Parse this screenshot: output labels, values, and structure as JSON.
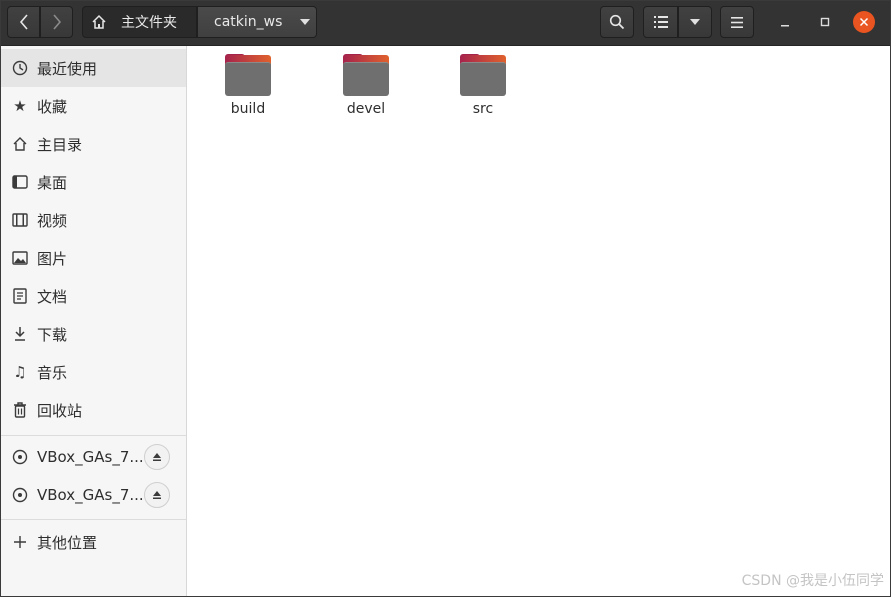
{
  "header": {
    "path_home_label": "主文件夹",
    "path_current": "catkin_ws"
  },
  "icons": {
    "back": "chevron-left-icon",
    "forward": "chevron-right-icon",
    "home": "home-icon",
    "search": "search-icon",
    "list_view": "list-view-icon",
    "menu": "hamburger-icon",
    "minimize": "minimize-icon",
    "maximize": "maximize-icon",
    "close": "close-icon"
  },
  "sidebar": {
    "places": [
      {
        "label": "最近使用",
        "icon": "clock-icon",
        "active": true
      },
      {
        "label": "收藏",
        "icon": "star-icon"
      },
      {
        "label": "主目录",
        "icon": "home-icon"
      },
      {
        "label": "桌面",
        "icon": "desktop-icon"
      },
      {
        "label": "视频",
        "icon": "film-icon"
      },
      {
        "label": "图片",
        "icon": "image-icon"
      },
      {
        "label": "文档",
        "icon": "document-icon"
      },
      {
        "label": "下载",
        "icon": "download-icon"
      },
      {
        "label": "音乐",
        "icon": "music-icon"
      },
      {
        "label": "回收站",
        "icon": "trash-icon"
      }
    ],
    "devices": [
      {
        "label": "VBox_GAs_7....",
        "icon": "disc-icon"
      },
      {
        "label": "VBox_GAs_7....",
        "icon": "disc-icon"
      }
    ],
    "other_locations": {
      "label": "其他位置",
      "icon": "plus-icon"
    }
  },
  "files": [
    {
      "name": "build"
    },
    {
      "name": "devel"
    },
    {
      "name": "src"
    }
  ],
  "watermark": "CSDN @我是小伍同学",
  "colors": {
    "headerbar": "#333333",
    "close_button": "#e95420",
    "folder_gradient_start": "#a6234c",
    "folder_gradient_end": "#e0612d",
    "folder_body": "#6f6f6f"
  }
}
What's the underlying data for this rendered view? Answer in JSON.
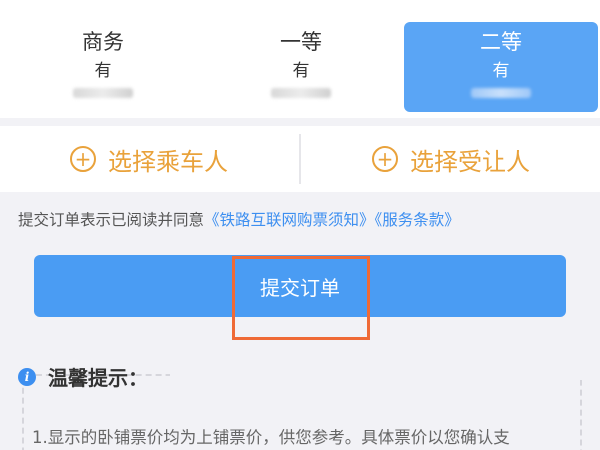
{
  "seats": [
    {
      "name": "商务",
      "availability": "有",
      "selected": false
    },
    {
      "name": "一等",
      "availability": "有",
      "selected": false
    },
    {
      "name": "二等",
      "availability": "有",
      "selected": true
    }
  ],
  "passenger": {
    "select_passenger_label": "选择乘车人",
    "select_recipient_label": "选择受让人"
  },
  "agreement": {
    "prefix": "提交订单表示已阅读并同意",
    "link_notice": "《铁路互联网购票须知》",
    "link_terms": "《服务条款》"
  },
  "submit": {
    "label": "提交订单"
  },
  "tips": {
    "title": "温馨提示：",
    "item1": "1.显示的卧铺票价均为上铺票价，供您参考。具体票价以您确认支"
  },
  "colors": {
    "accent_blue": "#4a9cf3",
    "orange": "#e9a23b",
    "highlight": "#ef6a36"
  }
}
○ ○ ○ ○ ○ ○ ○
Aim of the exercise — Copy out the whole listing exactly, and don't carry over any pictures.

Correct answer —
Parse this screenshot: output labels, values, and structure as JSON.
{
  "header": {
    "path_home_label": "主文件夹",
    "path_current": "catkin_ws"
  },
  "icons": {
    "back": "chevron-left-icon",
    "forward": "chevron-right-icon",
    "home": "home-icon",
    "search": "search-icon",
    "list_view": "list-view-icon",
    "menu": "hamburger-icon",
    "minimize": "minimize-icon",
    "maximize": "maximize-icon",
    "close": "close-icon"
  },
  "sidebar": {
    "places": [
      {
        "label": "最近使用",
        "icon": "clock-icon",
        "active": true
      },
      {
        "label": "收藏",
        "icon": "star-icon"
      },
      {
        "label": "主目录",
        "icon": "home-icon"
      },
      {
        "label": "桌面",
        "icon": "desktop-icon"
      },
      {
        "label": "视频",
        "icon": "film-icon"
      },
      {
        "label": "图片",
        "icon": "image-icon"
      },
      {
        "label": "文档",
        "icon": "document-icon"
      },
      {
        "label": "下载",
        "icon": "download-icon"
      },
      {
        "label": "音乐",
        "icon": "music-icon"
      },
      {
        "label": "回收站",
        "icon": "trash-icon"
      }
    ],
    "devices": [
      {
        "label": "VBox_GAs_7....",
        "icon": "disc-icon"
      },
      {
        "label": "VBox_GAs_7....",
        "icon": "disc-icon"
      }
    ],
    "other_locations": {
      "label": "其他位置",
      "icon": "plus-icon"
    }
  },
  "files": [
    {
      "name": "build"
    },
    {
      "name": "devel"
    },
    {
      "name": "src"
    }
  ],
  "watermark": "CSDN @我是小伍同学",
  "colors": {
    "headerbar": "#333333",
    "close_button": "#e95420",
    "folder_gradient_start": "#a6234c",
    "folder_gradient_end": "#e0612d",
    "folder_body": "#6f6f6f"
  }
}
What's the underlying data for this rendered view? Answer in JSON.
{
  "seats": [
    {
      "name": "商务",
      "availability": "有",
      "selected": false
    },
    {
      "name": "一等",
      "availability": "有",
      "selected": false
    },
    {
      "name": "二等",
      "availability": "有",
      "selected": true
    }
  ],
  "passenger": {
    "select_passenger_label": "选择乘车人",
    "select_recipient_label": "选择受让人"
  },
  "agreement": {
    "prefix": "提交订单表示已阅读并同意",
    "link_notice": "《铁路互联网购票须知》",
    "link_terms": "《服务条款》"
  },
  "submit": {
    "label": "提交订单"
  },
  "tips": {
    "title": "温馨提示：",
    "item1": "1.显示的卧铺票价均为上铺票价，供您参考。具体票价以您确认支"
  },
  "colors": {
    "accent_blue": "#4a9cf3",
    "orange": "#e9a23b",
    "highlight": "#ef6a36"
  }
}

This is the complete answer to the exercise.